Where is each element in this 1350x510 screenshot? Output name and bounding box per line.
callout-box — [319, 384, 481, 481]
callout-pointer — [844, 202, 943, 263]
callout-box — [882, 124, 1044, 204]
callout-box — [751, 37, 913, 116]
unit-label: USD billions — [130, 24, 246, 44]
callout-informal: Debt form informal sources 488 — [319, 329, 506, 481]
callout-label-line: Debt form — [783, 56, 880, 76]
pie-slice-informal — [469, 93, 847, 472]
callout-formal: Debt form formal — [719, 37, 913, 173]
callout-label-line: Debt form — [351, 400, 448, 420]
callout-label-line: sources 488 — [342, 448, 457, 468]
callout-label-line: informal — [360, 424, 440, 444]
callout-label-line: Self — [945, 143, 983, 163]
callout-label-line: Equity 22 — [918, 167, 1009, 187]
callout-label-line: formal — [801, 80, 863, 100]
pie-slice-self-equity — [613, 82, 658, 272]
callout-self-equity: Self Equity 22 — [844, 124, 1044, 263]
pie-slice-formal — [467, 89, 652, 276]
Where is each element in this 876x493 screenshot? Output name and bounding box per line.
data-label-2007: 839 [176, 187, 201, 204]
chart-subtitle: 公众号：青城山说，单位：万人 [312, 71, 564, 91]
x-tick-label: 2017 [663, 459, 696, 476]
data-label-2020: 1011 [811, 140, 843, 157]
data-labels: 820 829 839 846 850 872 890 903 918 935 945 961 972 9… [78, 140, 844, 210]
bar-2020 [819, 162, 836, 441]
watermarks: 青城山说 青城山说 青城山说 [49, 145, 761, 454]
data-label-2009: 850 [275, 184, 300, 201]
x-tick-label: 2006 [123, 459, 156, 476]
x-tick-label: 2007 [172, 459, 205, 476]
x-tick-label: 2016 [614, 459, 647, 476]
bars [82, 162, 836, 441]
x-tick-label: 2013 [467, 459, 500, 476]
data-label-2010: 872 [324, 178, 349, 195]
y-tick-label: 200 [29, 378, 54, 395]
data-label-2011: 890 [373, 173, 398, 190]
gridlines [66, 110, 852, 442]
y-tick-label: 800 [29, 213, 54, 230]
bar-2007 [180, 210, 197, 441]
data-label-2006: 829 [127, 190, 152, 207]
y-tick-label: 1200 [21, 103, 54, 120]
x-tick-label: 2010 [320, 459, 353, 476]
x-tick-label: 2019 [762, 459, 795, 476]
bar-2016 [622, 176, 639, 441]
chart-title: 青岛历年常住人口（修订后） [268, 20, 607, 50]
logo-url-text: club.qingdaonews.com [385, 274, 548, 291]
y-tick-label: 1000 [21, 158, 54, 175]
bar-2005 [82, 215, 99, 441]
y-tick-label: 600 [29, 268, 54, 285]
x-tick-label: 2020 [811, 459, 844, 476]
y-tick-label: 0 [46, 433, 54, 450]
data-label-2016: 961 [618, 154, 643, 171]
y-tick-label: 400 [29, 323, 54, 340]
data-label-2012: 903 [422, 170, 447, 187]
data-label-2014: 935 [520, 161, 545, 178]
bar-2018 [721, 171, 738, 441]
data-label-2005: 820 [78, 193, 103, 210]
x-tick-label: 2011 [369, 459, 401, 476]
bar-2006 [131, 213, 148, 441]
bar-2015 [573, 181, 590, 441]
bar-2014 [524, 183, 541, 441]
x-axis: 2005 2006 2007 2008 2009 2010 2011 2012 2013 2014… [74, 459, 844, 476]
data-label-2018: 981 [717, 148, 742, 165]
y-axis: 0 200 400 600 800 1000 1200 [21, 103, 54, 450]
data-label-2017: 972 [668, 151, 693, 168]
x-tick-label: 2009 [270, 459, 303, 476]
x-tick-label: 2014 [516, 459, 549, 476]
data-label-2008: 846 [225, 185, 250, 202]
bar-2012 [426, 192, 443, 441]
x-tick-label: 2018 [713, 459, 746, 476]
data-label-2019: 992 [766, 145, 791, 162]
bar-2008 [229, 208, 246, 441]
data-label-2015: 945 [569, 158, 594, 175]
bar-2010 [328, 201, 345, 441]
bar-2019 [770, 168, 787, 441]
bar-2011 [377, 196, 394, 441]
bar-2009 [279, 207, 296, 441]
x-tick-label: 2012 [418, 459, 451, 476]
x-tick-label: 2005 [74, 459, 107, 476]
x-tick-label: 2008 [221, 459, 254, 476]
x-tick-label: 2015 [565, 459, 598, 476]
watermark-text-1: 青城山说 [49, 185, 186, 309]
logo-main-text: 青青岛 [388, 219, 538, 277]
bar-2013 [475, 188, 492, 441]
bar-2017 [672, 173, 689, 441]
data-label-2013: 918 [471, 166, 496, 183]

■ ■ ■ ■

Stated problem –
Reproduce the listing from its first line through the line that contains "callout-label-line: informal —", swapping "callout-box" for "annotation-box" and leaving everything else unchanged.

The response –
Where is each element in this 1350x510 screenshot? Output name and bounding box per line.
annotation-box — [319, 384, 481, 481]
callout-pointer — [844, 202, 943, 263]
annotation-box — [882, 124, 1044, 204]
annotation-box — [751, 37, 913, 116]
unit-label: USD billions — [130, 24, 246, 44]
callout-informal: Debt form informal sources 488 — [319, 329, 506, 481]
callout-label-line: Debt form — [783, 56, 880, 76]
pie-slice-informal — [469, 93, 847, 472]
callout-formal: Debt form formal — [719, 37, 913, 173]
callout-label-line: Debt form — [351, 400, 448, 420]
callout-label-line: sources 488 — [342, 448, 457, 468]
callout-label-line: informal — [360, 424, 440, 444]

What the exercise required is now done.